**Sección del documento**
◇ ◇ ◇ ◇ ◇ ◇ ◇
Qué es la leptina y cómo influye en el hambre y el peso

La leptina es una hormona que producen sobre todo las células de grasa de tu cuerpo. Su trabajo principal es avisarle al cerebro cuánta energía tienes almacenada. Cuando hay reservas suficientes, la leptina le manda una señal al cerebro para reducir el apetito; cuando bajan, esa señal se debilita y tiendes a sentir más hambre. Por eso se la conoce como la «hormona de la saciedad».

Para qué sirve la leptina

Aunque está muy ligada al peso, la leptina hace bastante más que controlar el hambre. Participa en varios procesos del cuerpo:

  • Regula el apetito: actúa en el hipotálamo, una zona del cerebro, y ayuda a indicar cuándo deberías dejar de comer.
  • Influye en el gasto de energía: participa en cómo el cuerpo usa y administra la energía a lo largo del día.
  • Apoya al sistema inmune: algunos estudios sugieren que también tiene un papel en la respuesta inmunitaria.
  • Se relaciona con la reproducción: intervienen en ella muchas hormonas, y la leptina es una de las que el cuerpo toma en cuenta.

Cómo funciona en el cerebro

La leptina viaja por la sangre y se une a un receptor específico (llamado LEP-R), sobre todo en el sistema nervioso central. En el hipotálamo, esa unión genera una señal que reduce el apetito. Dicho de forma sencilla: cuando hay suficiente leptina llegando al cerebro, este interpreta que el cuerpo tiene energía de sobra y baja las ganas de comer.
◇ ◇ ◇ ◇ ◇ ◇ ◇
Ítems guardados
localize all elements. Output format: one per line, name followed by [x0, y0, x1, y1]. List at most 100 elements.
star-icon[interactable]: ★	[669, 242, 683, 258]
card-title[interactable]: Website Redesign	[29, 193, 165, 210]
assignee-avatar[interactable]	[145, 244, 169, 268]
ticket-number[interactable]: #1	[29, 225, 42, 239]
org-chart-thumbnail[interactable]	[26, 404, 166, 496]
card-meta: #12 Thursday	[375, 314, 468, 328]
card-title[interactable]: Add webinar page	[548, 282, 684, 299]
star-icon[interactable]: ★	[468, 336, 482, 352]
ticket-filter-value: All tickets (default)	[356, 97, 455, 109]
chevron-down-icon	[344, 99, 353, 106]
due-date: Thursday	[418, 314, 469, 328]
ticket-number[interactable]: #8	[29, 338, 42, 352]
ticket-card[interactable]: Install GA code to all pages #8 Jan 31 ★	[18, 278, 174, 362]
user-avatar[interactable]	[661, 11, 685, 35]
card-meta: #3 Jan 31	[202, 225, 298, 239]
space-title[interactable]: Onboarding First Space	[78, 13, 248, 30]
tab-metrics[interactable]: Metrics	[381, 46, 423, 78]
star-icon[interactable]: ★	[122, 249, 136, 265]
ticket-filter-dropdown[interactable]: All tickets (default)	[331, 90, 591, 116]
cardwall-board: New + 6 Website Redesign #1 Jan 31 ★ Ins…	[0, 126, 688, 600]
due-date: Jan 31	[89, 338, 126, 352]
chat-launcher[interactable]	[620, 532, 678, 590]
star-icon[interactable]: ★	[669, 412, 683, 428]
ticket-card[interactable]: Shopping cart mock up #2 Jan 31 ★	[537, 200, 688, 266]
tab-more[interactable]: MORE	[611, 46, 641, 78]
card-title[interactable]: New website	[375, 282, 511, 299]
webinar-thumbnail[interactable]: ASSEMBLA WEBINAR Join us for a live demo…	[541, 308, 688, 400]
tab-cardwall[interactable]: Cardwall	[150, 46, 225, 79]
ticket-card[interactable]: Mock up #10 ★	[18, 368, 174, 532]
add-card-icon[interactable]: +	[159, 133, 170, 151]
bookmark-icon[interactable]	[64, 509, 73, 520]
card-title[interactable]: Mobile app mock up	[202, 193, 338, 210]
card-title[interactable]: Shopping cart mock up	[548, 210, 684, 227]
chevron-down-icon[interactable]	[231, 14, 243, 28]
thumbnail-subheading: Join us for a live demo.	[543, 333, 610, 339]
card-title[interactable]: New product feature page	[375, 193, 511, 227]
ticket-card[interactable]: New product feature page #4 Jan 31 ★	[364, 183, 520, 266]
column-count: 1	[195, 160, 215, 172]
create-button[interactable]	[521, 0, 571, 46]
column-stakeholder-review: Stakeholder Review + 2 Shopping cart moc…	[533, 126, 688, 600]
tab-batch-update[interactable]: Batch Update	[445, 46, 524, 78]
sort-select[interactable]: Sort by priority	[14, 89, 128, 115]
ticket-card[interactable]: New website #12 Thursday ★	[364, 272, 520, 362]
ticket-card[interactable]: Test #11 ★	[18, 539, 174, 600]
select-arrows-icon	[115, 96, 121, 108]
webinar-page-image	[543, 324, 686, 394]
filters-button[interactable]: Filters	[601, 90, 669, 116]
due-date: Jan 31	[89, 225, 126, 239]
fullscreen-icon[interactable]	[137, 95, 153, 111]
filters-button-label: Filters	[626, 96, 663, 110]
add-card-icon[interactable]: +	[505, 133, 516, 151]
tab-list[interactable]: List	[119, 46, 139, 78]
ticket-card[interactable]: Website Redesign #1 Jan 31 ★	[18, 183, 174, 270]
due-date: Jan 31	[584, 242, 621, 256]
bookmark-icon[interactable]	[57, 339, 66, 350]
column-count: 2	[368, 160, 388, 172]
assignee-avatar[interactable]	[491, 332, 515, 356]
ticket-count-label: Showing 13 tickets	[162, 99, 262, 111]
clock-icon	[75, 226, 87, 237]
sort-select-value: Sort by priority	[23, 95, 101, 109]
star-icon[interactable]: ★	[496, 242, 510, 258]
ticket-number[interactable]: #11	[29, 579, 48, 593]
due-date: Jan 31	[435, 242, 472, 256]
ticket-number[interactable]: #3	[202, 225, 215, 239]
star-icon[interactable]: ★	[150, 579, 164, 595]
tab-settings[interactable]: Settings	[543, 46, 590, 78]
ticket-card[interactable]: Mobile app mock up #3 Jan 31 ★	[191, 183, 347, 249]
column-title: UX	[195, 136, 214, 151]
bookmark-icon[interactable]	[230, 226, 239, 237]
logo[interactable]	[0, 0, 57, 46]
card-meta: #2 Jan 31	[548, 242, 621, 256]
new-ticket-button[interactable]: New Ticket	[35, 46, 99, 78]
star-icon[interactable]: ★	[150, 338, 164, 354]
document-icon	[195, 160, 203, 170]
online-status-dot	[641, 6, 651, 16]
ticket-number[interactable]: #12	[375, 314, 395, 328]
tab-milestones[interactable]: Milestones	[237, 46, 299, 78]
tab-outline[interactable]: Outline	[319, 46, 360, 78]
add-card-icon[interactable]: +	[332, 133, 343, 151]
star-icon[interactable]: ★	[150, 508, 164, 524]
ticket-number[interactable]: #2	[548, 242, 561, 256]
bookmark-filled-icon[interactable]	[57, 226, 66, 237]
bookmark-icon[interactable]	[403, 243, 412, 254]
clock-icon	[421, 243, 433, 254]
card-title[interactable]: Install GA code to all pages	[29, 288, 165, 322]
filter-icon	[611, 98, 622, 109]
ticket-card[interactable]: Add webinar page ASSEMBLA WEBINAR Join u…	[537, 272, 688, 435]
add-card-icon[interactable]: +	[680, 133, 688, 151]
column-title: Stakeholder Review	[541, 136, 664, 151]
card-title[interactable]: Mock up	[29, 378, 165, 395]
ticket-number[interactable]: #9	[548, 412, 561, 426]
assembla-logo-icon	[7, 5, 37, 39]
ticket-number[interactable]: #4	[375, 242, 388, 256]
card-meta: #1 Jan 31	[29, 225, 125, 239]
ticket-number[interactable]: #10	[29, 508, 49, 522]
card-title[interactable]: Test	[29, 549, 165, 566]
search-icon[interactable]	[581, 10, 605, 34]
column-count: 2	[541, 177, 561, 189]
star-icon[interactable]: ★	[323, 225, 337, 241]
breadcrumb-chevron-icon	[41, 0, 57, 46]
◇ ◇ ◇ ◇ ◇ ◇ ◇
**Ejercicio**
Reproduce de forma literal el fragmento del texto sobre la leptina que va desde "Para qué sirve" hasta "toma en cuenta.". Apóyate únicamente en el texto.

**Tarea resuelta**
Para qué sirve la leptina

Aunque está muy ligada al peso, la leptina hace bastante más que controlar el hambre. Participa en varios procesos del cuerpo:

  • Regula el apetito: actúa en el hipotálamo, una zona del cerebro, y ayuda a indicar cuándo deberías dejar de comer.
  • Influye en el gasto de energía: participa en cómo el cuerpo usa y administra la energía a lo largo del día.
  • Apoya al sistema inmune: algunos estudios sugieren que también tiene un papel en la respuesta inmunitaria.
  • Se relaciona con la reproducción: intervienen en ella muchas hormonas, y la leptina es una de las que el cuerpo toma en cuenta.